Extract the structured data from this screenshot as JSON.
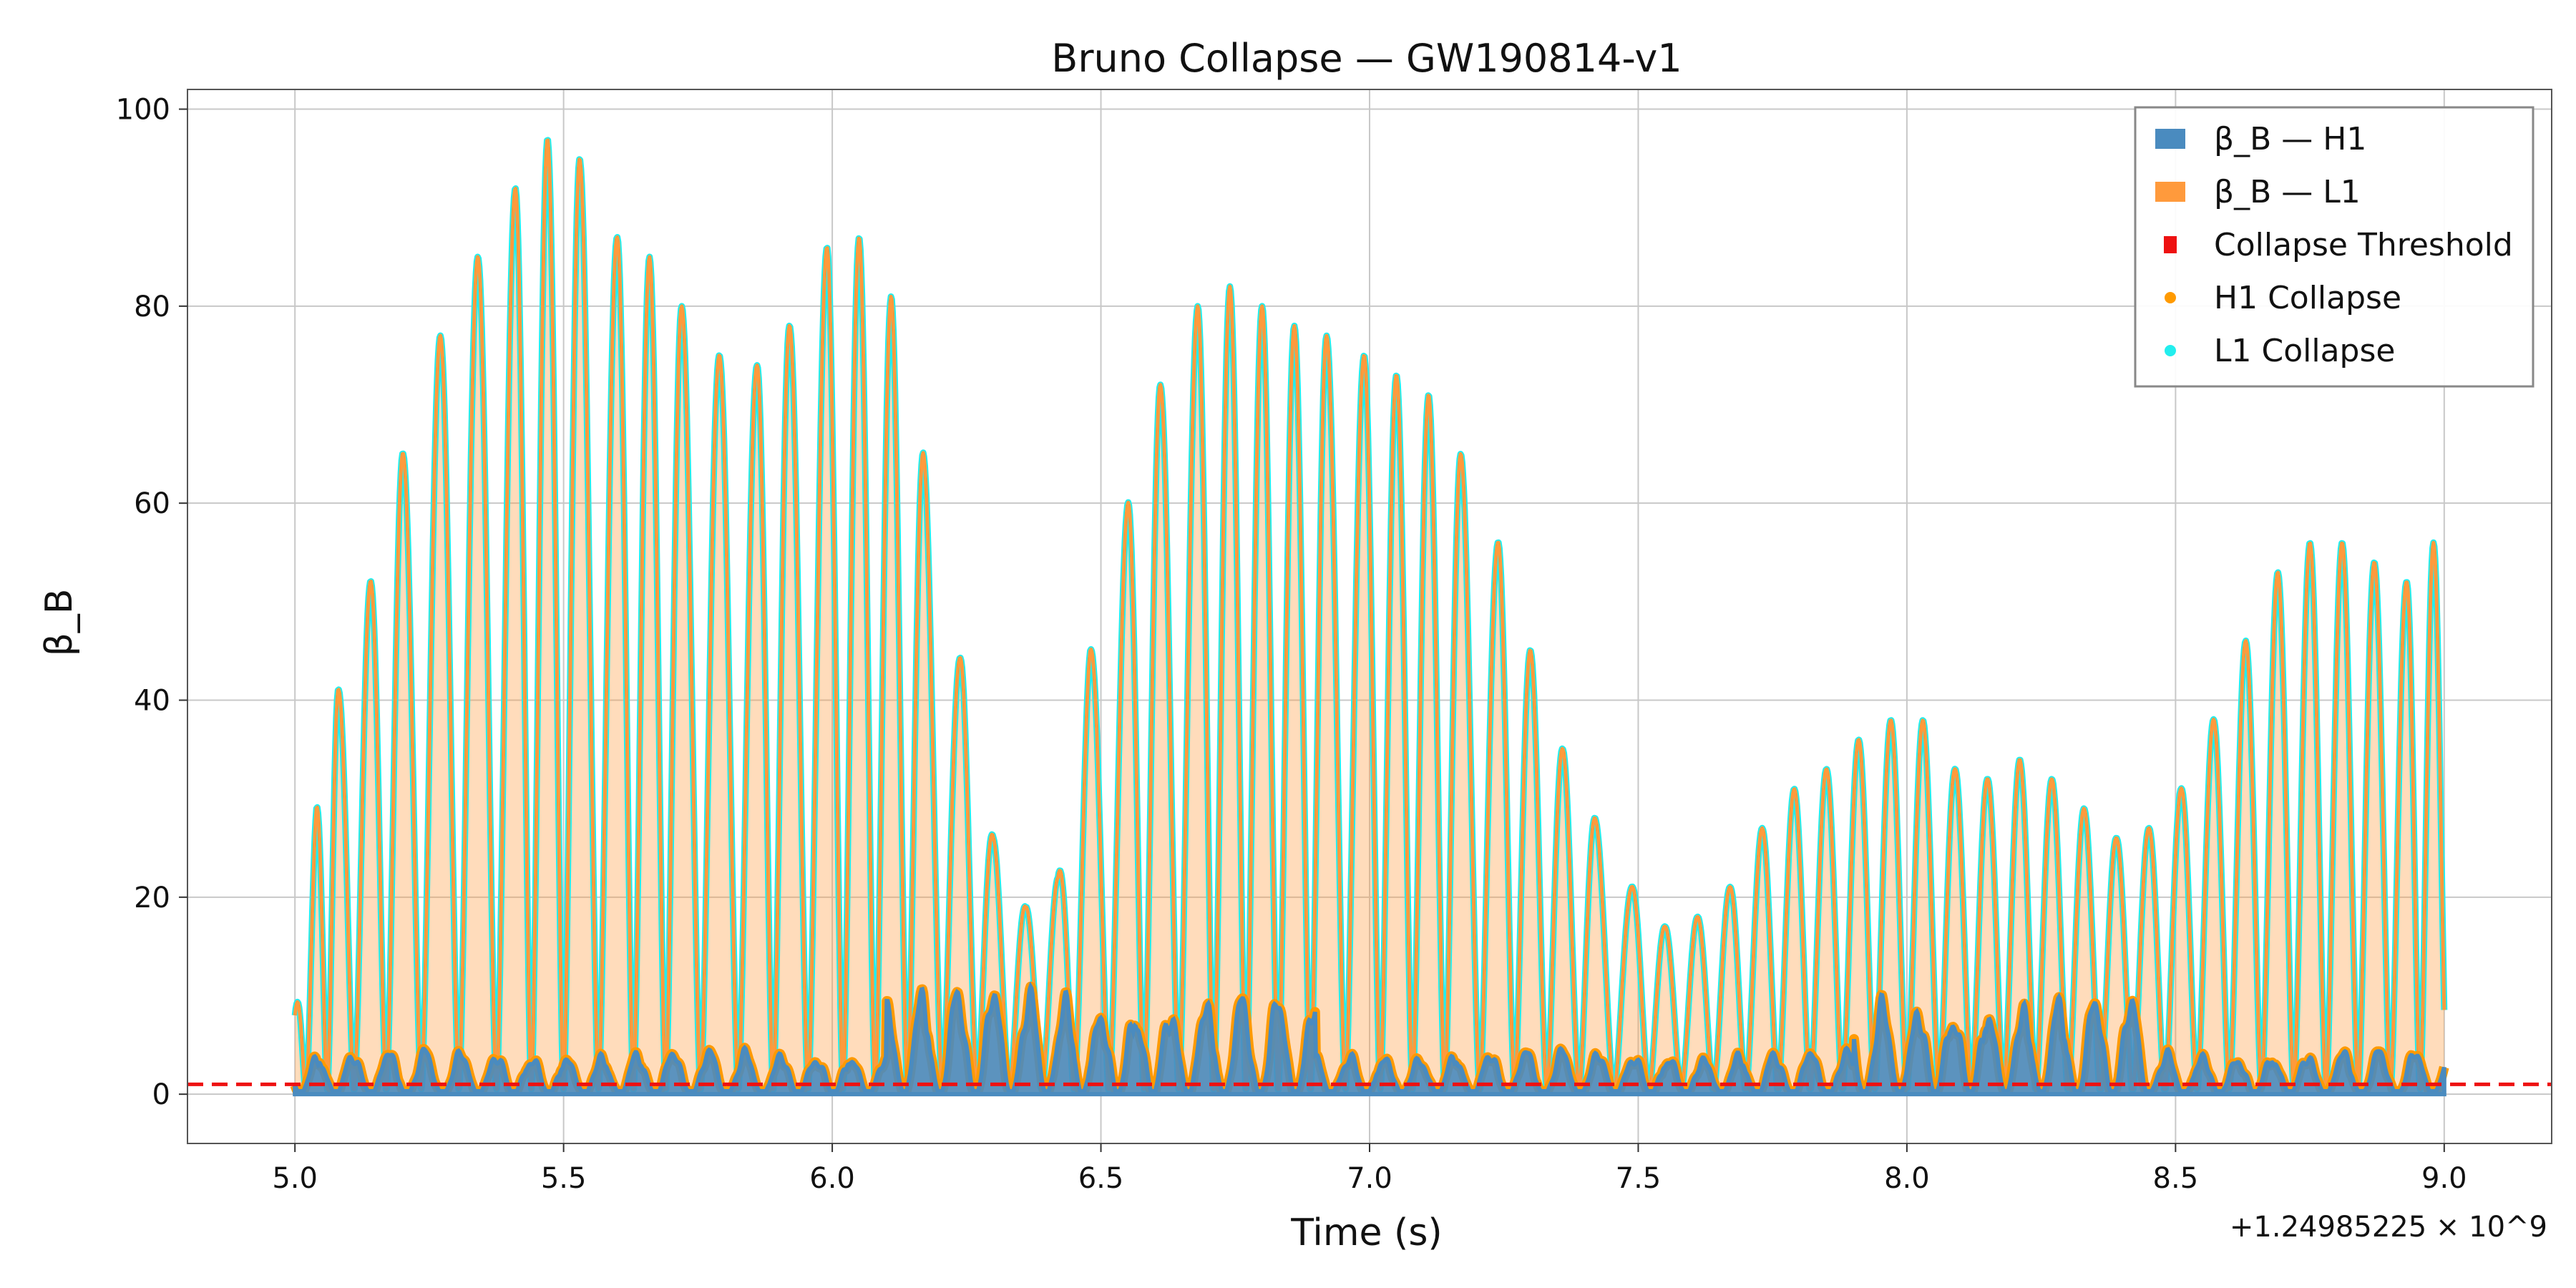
{
  "chart_data": {
    "type": "line",
    "title": "Bruno Collapse — GW190814-v1",
    "xlabel": "Time (s)",
    "ylabel": "β_B",
    "x_offset_label": "+1.24985225 × 10^9",
    "xlim": [
      4.8,
      9.2
    ],
    "ylim": [
      -5,
      102
    ],
    "x_ticks": [
      "5.0",
      "5.5",
      "6.0",
      "6.5",
      "7.0",
      "7.5",
      "8.0",
      "8.5",
      "9.0"
    ],
    "y_ticks": [
      "0",
      "20",
      "40",
      "60",
      "80",
      "100"
    ],
    "grid": true,
    "legend_position": "top-right",
    "threshold": 1.0,
    "colors": {
      "h1": "#4a8bbf",
      "l1": "#ff9a3c",
      "threshold": "#ee1111",
      "h1_collapse": "#ff9a00",
      "l1_collapse": "#22eeee"
    },
    "legend": [
      {
        "key": "h1",
        "label": "β_B — H1",
        "marker": "bar"
      },
      {
        "key": "l1",
        "label": "β_B — L1",
        "marker": "bar"
      },
      {
        "key": "threshold",
        "label": "Collapse Threshold",
        "marker": "square"
      },
      {
        "key": "h1_collapse",
        "label": "H1 Collapse",
        "marker": "dot"
      },
      {
        "key": "l1_collapse",
        "label": "L1 Collapse",
        "marker": "dot"
      }
    ],
    "series": [
      {
        "name": "β_B — L1",
        "x": [
          5.0,
          5.04,
          5.08,
          5.14,
          5.2,
          5.27,
          5.34,
          5.41,
          5.47,
          5.53,
          5.6,
          5.66,
          5.72,
          5.79,
          5.86,
          5.92,
          5.99,
          6.05,
          6.11,
          6.17,
          6.24,
          6.3,
          6.36,
          6.42,
          6.48,
          6.55,
          6.61,
          6.68,
          6.74,
          6.8,
          6.86,
          6.92,
          6.99,
          7.05,
          7.11,
          7.17,
          7.24,
          7.3,
          7.36,
          7.42,
          7.49,
          7.55,
          7.61,
          7.67,
          7.73,
          7.79,
          7.85,
          7.91,
          7.97,
          8.03,
          8.09,
          8.15,
          8.21,
          8.27,
          8.33,
          8.39,
          8.45,
          8.51,
          8.57,
          8.63,
          8.69,
          8.75,
          8.81,
          8.87,
          8.93,
          8.98
        ],
        "values": [
          8,
          29,
          41,
          52,
          65,
          77,
          85,
          92,
          97,
          95,
          87,
          85,
          80,
          75,
          74,
          78,
          86,
          87,
          81,
          65,
          44,
          26,
          19,
          22,
          45,
          60,
          72,
          80,
          82,
          80,
          78,
          77,
          75,
          73,
          71,
          65,
          56,
          45,
          35,
          28,
          21,
          17,
          18,
          21,
          27,
          31,
          33,
          36,
          38,
          38,
          33,
          32,
          34,
          32,
          29,
          26,
          27,
          31,
          38,
          46,
          53,
          56,
          56,
          54,
          52,
          56
        ]
      }
    ]
  }
}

* * *

Reproduce each entry precisely. Leave the pictures out.

Extract the structured data from this screenshot as JSON.
{
  "chart_data": {
    "type": "line",
    "title": "Bruno Collapse — GW190814-v1",
    "xlabel": "Time (s)",
    "ylabel": "β_B",
    "x_offset_label": "+1.24985225 × 10^9",
    "xlim": [
      4.8,
      9.2
    ],
    "ylim": [
      -5,
      102
    ],
    "x_ticks": [
      "5.0",
      "5.5",
      "6.0",
      "6.5",
      "7.0",
      "7.5",
      "8.0",
      "8.5",
      "9.0"
    ],
    "y_ticks": [
      "0",
      "20",
      "40",
      "60",
      "80",
      "100"
    ],
    "grid": true,
    "legend_position": "top-right",
    "threshold": 1.0,
    "colors": {
      "h1": "#4a8bbf",
      "l1": "#ff9a3c",
      "threshold": "#ee1111",
      "h1_collapse": "#ff9a00",
      "l1_collapse": "#22eeee"
    },
    "legend": [
      {
        "key": "h1",
        "label": "β_B — H1",
        "marker": "bar"
      },
      {
        "key": "l1",
        "label": "β_B — L1",
        "marker": "bar"
      },
      {
        "key": "threshold",
        "label": "Collapse Threshold",
        "marker": "square"
      },
      {
        "key": "h1_collapse",
        "label": "H1 Collapse",
        "marker": "dot"
      },
      {
        "key": "l1_collapse",
        "label": "L1 Collapse",
        "marker": "dot"
      }
    ],
    "series": [
      {
        "name": "β_B — L1",
        "x": [
          5.0,
          5.04,
          5.08,
          5.14,
          5.2,
          5.27,
          5.34,
          5.41,
          5.47,
          5.53,
          5.6,
          5.66,
          5.72,
          5.79,
          5.86,
          5.92,
          5.99,
          6.05,
          6.11,
          6.17,
          6.24,
          6.3,
          6.36,
          6.42,
          6.48,
          6.55,
          6.61,
          6.68,
          6.74,
          6.8,
          6.86,
          6.92,
          6.99,
          7.05,
          7.11,
          7.17,
          7.24,
          7.3,
          7.36,
          7.42,
          7.49,
          7.55,
          7.61,
          7.67,
          7.73,
          7.79,
          7.85,
          7.91,
          7.97,
          8.03,
          8.09,
          8.15,
          8.21,
          8.27,
          8.33,
          8.39,
          8.45,
          8.51,
          8.57,
          8.63,
          8.69,
          8.75,
          8.81,
          8.87,
          8.93,
          8.98
        ],
        "values": [
          8,
          29,
          41,
          52,
          65,
          77,
          85,
          92,
          97,
          95,
          87,
          85,
          80,
          75,
          74,
          78,
          86,
          87,
          81,
          65,
          44,
          26,
          19,
          22,
          45,
          60,
          72,
          80,
          82,
          80,
          78,
          77,
          75,
          73,
          71,
          65,
          56,
          45,
          35,
          28,
          21,
          17,
          18,
          21,
          27,
          31,
          33,
          36,
          38,
          38,
          33,
          32,
          34,
          32,
          29,
          26,
          27,
          31,
          38,
          46,
          53,
          56,
          56,
          54,
          52,
          56
        ]
      }
    ]
  }
}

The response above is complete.